(Entries with figure data)
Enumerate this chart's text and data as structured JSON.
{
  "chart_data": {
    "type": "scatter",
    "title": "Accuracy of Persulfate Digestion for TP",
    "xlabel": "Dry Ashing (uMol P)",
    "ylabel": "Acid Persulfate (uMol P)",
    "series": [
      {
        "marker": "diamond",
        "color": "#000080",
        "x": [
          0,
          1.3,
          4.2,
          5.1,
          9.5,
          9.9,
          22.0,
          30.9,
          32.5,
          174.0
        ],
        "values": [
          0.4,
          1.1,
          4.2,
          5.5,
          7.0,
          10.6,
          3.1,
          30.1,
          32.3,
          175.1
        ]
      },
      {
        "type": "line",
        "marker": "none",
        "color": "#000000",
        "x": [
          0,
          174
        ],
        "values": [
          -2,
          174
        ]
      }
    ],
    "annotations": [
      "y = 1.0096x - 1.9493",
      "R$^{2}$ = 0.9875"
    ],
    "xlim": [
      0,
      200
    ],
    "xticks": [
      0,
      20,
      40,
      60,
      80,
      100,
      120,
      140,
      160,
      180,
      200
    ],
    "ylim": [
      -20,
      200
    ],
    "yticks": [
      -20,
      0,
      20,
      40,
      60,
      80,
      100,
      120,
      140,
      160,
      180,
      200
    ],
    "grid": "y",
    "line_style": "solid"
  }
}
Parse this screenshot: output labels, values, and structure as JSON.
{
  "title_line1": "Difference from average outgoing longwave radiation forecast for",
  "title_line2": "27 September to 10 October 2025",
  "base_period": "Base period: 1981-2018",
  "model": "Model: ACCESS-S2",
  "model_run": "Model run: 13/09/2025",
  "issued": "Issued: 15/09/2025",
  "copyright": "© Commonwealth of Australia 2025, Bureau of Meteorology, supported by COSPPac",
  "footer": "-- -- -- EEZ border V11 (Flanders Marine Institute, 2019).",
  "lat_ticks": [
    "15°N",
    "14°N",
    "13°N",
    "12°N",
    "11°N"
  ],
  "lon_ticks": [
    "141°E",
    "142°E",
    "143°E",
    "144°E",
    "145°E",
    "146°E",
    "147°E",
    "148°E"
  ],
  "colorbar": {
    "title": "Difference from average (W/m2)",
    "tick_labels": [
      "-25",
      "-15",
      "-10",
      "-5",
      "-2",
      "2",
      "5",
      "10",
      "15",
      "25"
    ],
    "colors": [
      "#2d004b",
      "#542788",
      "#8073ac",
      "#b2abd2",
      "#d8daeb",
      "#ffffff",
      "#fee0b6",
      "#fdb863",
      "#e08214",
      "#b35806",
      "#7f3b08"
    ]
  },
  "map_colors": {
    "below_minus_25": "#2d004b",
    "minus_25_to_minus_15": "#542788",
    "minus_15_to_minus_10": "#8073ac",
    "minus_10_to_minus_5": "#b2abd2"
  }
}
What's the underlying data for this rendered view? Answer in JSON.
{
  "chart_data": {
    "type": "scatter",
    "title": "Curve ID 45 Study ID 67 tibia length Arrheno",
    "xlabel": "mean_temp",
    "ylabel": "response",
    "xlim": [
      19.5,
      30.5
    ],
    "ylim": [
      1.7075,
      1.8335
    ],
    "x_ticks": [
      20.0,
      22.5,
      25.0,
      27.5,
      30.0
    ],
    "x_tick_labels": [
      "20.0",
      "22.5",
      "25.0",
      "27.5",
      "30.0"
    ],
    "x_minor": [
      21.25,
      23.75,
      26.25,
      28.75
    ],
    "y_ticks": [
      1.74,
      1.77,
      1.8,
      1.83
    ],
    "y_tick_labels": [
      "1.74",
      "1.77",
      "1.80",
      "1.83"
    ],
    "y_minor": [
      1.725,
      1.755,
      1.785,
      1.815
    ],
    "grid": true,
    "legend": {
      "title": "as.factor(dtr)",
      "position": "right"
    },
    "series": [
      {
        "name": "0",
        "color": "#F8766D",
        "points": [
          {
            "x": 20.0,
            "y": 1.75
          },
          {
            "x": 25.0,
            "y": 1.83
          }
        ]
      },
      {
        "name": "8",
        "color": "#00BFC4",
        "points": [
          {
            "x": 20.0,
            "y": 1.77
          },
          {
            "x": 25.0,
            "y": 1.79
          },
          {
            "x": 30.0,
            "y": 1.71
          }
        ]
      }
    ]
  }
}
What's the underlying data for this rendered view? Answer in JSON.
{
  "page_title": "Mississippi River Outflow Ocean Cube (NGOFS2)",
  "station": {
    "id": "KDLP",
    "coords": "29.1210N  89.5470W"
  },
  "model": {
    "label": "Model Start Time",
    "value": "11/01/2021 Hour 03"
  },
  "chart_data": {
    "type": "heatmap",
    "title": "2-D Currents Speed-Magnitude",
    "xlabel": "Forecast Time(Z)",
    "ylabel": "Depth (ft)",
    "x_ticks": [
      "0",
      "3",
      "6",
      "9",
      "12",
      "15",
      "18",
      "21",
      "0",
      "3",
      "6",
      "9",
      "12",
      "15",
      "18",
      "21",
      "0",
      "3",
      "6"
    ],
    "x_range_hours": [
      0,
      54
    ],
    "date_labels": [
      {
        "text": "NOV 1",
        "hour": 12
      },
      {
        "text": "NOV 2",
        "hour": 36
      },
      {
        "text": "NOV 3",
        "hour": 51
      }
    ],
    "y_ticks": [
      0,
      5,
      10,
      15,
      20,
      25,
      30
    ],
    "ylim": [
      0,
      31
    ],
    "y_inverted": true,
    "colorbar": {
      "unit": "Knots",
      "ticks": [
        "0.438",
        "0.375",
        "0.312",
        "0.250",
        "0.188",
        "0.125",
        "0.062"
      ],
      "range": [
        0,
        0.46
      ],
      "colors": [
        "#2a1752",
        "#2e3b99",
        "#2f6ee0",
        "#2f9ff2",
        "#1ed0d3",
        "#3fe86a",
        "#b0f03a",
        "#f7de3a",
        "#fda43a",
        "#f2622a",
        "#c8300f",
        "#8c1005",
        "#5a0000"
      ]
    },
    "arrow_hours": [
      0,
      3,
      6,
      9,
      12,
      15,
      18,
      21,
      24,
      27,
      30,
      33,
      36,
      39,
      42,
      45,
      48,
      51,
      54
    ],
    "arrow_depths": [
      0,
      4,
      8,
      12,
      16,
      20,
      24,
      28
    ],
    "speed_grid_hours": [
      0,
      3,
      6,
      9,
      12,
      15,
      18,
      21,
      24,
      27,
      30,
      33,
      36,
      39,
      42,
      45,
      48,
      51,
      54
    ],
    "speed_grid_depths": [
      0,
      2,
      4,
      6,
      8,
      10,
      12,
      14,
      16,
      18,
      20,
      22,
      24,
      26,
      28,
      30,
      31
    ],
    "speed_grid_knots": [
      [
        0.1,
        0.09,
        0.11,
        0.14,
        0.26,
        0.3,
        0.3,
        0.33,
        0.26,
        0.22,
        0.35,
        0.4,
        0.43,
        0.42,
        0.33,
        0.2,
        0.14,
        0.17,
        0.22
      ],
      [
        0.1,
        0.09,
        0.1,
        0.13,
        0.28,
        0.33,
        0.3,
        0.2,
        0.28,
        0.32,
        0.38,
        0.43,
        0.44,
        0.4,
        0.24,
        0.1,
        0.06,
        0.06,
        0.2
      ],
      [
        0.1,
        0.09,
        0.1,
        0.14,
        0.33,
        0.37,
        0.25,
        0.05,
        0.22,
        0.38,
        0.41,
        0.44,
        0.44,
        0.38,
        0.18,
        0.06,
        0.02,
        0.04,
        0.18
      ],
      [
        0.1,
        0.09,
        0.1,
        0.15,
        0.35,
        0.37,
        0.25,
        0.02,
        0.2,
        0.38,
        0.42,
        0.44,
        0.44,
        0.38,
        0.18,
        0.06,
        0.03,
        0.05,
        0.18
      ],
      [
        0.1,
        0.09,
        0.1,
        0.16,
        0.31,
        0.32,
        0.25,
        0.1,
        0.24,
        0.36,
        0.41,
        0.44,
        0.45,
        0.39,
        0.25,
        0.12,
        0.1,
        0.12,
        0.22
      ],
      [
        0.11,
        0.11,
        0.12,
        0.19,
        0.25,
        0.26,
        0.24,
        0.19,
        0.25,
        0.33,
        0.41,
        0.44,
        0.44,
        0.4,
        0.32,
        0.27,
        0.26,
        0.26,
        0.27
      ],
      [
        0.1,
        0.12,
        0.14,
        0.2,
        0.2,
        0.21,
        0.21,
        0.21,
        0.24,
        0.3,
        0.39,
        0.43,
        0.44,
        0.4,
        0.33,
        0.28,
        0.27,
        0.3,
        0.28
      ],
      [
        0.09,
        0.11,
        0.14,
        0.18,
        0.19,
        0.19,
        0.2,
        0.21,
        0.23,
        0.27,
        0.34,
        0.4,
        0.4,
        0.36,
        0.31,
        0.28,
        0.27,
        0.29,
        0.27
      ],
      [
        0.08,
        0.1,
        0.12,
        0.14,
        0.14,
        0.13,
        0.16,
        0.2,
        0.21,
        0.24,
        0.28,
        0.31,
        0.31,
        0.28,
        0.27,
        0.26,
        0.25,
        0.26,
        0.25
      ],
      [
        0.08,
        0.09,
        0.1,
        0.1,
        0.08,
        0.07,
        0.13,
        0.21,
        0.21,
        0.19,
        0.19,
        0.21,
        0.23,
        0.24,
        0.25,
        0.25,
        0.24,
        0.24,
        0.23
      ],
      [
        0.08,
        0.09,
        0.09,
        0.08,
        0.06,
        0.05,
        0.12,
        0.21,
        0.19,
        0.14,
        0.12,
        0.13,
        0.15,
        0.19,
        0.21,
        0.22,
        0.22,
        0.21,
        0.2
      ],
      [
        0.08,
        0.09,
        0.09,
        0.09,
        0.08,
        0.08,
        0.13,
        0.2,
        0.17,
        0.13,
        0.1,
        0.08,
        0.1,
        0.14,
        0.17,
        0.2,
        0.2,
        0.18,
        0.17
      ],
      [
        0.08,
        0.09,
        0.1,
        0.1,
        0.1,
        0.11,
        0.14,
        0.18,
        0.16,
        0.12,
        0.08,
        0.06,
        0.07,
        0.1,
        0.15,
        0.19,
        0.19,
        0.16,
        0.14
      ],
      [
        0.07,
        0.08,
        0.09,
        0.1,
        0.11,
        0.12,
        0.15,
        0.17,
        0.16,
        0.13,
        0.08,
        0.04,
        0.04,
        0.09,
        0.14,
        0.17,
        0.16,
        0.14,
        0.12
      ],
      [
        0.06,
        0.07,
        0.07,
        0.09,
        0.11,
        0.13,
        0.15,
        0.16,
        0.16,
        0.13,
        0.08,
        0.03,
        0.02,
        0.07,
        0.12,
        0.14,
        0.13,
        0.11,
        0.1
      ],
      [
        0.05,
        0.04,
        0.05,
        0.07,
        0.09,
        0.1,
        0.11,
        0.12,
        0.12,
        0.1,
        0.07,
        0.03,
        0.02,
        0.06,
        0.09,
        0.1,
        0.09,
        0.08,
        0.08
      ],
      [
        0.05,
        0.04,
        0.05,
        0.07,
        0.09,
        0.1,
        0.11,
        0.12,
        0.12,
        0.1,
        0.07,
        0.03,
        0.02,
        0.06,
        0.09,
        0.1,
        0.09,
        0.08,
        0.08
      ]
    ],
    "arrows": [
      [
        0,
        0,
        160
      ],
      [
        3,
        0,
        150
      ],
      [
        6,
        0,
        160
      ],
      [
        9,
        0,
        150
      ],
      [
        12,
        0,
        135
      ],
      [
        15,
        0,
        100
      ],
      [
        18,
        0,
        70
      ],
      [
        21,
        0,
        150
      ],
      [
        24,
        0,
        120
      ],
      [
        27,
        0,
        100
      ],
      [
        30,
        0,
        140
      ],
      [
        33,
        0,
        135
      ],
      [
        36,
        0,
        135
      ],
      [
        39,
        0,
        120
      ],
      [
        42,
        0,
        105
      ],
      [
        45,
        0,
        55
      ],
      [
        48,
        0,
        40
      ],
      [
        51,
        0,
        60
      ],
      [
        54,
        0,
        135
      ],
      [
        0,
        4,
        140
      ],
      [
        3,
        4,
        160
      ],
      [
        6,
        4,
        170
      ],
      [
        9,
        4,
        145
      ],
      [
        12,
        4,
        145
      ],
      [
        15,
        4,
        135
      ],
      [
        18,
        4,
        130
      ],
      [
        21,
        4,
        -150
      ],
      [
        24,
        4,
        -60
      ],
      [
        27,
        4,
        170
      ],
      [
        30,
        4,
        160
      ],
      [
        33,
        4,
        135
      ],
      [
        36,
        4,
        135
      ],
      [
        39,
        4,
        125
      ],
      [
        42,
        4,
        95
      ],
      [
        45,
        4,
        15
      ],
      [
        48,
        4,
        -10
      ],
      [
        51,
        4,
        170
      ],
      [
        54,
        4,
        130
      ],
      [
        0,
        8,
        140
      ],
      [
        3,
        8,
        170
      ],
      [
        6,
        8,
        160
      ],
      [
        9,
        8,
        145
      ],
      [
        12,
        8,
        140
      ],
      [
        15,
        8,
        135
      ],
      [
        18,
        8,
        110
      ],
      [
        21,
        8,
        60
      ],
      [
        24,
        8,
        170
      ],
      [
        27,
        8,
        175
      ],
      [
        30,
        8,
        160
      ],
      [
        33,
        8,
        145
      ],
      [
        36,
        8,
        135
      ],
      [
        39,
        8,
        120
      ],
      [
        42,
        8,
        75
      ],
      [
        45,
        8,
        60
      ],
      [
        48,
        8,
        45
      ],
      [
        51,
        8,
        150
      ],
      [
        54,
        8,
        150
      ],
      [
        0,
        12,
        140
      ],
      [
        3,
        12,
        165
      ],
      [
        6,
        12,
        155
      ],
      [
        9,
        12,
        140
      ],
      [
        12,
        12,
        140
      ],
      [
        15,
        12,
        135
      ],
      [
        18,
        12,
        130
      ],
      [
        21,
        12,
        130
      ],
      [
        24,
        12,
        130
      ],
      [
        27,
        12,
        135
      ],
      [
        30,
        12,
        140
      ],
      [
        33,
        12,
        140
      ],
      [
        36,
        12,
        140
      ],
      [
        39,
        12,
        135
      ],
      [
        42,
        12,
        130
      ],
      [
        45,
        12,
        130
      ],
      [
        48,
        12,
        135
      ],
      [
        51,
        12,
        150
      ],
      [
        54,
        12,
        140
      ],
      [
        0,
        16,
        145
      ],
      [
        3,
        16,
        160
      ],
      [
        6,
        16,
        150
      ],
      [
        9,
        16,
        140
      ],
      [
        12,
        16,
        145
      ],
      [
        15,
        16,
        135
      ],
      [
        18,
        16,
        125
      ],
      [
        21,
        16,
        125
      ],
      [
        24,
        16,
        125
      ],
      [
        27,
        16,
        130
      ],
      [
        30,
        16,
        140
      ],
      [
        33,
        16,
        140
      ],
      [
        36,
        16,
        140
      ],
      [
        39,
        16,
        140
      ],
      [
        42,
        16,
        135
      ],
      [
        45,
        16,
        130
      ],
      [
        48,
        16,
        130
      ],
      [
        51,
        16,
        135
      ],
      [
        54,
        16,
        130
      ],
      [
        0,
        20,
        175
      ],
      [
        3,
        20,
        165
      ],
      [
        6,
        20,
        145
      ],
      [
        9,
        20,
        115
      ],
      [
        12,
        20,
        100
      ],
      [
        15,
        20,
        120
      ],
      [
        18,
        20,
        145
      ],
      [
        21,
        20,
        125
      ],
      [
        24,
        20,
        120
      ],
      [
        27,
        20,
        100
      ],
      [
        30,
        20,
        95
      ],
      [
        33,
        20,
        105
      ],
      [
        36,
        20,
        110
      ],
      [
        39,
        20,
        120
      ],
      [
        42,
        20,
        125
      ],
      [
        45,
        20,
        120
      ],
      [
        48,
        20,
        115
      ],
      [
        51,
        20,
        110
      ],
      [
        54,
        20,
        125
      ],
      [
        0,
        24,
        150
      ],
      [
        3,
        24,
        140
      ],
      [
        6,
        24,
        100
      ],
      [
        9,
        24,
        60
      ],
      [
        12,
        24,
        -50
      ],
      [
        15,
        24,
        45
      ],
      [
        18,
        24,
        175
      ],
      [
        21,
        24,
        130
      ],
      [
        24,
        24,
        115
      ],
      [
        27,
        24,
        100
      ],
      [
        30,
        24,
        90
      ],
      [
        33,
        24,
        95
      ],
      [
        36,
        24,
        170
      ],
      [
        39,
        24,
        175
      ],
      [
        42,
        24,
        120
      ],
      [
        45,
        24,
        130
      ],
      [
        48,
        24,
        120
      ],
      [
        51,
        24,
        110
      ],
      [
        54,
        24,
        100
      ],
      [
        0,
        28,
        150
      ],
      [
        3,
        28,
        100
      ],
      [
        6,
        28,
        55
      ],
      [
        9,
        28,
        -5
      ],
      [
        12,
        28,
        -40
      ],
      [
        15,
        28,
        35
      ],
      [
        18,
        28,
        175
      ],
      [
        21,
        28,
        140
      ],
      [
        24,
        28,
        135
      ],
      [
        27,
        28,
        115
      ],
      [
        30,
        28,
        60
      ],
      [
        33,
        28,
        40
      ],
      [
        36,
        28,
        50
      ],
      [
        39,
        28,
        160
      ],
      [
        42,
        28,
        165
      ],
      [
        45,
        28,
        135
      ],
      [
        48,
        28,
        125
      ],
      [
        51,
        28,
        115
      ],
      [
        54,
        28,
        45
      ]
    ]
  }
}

Given request
Determine how many lines in the listing above hold the word "Persulfate", answering with the number only.

Exercise answer
2